Repeat the records verbatim and leave the pictures out of your copy.
## begin MATERIAL SUPPLIED
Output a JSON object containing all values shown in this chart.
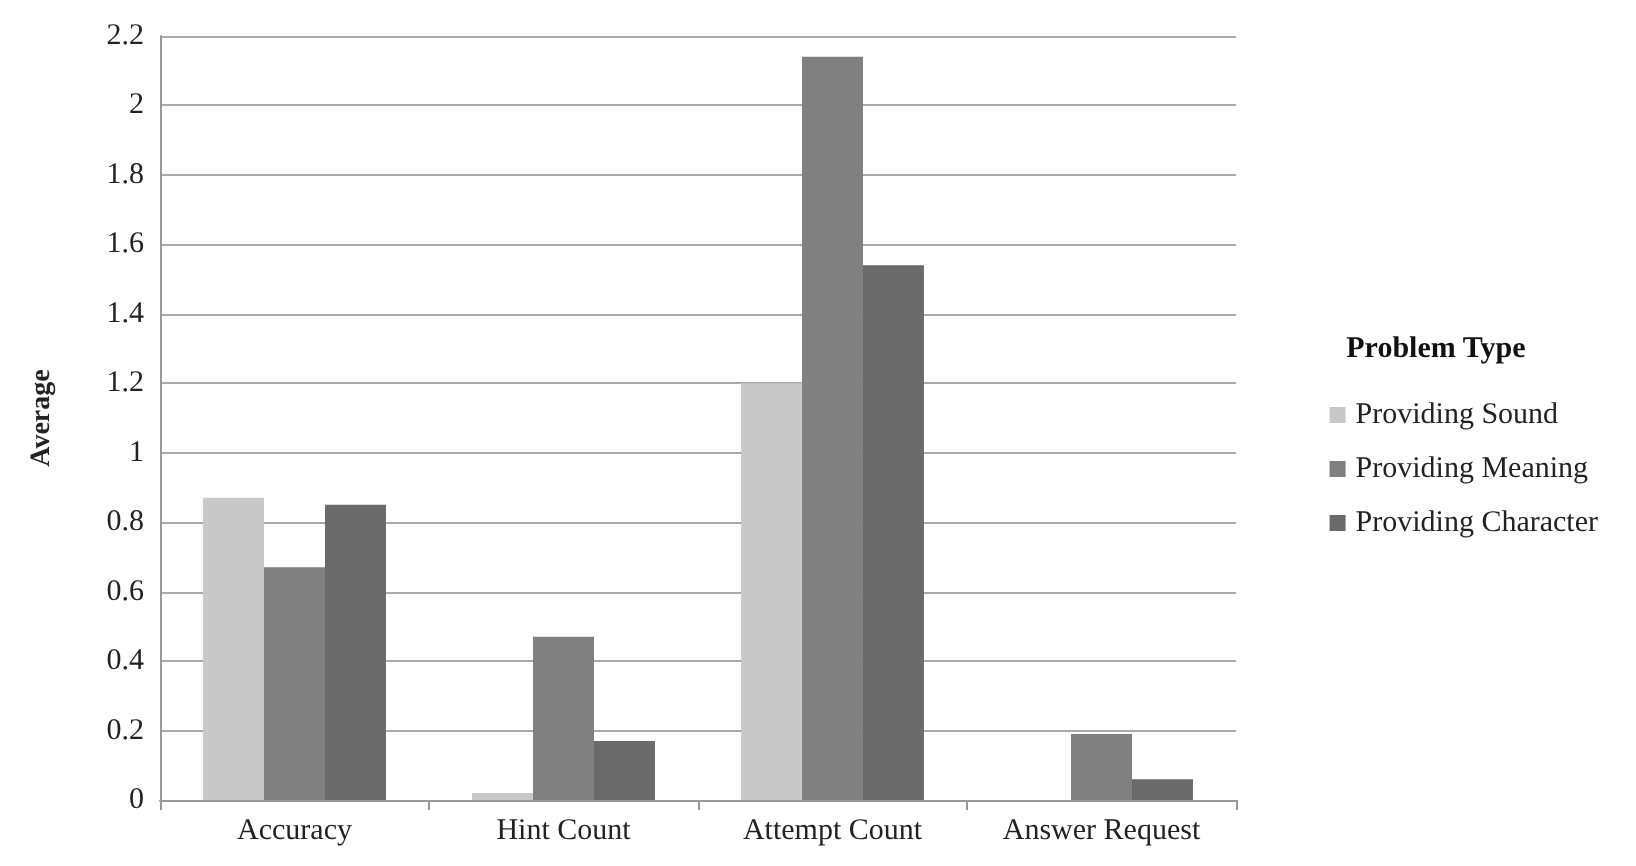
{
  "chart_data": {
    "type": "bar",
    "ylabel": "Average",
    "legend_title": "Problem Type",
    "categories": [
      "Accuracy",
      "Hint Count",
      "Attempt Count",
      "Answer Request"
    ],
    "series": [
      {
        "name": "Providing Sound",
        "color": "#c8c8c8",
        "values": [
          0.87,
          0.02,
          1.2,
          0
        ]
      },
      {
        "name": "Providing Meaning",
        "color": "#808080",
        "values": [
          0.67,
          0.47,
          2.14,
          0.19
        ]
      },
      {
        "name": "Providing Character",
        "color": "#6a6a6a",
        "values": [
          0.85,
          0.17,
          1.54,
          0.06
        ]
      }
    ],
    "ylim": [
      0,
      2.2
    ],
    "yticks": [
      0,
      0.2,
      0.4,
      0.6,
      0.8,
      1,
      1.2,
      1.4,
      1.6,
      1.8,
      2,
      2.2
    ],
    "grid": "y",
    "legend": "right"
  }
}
## end MATERIAL SUPPLIED
- FULL RESPONSE
Output a JSON object containing all values shown in this chart.
{
  "chart_data": {
    "type": "bar",
    "ylabel": "Average",
    "legend_title": "Problem Type",
    "categories": [
      "Accuracy",
      "Hint Count",
      "Attempt Count",
      "Answer Request"
    ],
    "series": [
      {
        "name": "Providing Sound",
        "color": "#c8c8c8",
        "values": [
          0.87,
          0.02,
          1.2,
          0
        ]
      },
      {
        "name": "Providing Meaning",
        "color": "#808080",
        "values": [
          0.67,
          0.47,
          2.14,
          0.19
        ]
      },
      {
        "name": "Providing Character",
        "color": "#6a6a6a",
        "values": [
          0.85,
          0.17,
          1.54,
          0.06
        ]
      }
    ],
    "ylim": [
      0,
      2.2
    ],
    "yticks": [
      0,
      0.2,
      0.4,
      0.6,
      0.8,
      1,
      1.2,
      1.4,
      1.6,
      1.8,
      2,
      2.2
    ],
    "grid": "y",
    "legend": "right"
  }
}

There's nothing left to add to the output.